* begin DATASET ROWS *

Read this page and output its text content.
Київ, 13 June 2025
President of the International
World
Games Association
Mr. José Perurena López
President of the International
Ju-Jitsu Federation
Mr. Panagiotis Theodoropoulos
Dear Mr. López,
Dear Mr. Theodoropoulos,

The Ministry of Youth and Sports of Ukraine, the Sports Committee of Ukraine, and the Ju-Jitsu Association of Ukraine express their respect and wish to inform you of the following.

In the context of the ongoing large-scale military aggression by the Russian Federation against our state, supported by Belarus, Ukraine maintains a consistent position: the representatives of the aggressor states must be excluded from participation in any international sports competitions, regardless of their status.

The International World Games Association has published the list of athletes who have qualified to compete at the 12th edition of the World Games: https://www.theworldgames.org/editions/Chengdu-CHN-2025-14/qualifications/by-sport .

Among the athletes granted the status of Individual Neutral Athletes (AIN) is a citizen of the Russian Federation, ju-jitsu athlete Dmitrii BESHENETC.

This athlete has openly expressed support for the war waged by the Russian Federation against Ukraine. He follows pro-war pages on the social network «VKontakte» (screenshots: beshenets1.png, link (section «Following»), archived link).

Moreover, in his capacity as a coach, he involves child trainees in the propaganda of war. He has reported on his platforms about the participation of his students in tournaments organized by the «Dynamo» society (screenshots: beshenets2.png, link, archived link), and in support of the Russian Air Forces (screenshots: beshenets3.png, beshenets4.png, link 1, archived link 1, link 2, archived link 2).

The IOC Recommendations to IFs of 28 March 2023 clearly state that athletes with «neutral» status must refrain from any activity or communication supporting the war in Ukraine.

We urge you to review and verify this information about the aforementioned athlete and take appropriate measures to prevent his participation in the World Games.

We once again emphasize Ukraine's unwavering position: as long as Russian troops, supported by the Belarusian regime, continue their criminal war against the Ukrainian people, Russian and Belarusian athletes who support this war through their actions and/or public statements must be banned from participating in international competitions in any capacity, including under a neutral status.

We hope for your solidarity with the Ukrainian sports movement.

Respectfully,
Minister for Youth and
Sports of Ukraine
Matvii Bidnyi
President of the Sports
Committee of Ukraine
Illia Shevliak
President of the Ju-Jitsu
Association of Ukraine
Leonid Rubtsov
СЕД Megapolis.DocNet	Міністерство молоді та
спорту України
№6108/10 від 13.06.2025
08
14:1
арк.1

* end DATASET ROWS *

**WHAT YOU ARE ASKED TO DO**
Check every line of the data above for the string "President", and copy those that have it.

**THE RESULT**
President of the International
President of the International
President of the Sports
President of the Ju-Jitsu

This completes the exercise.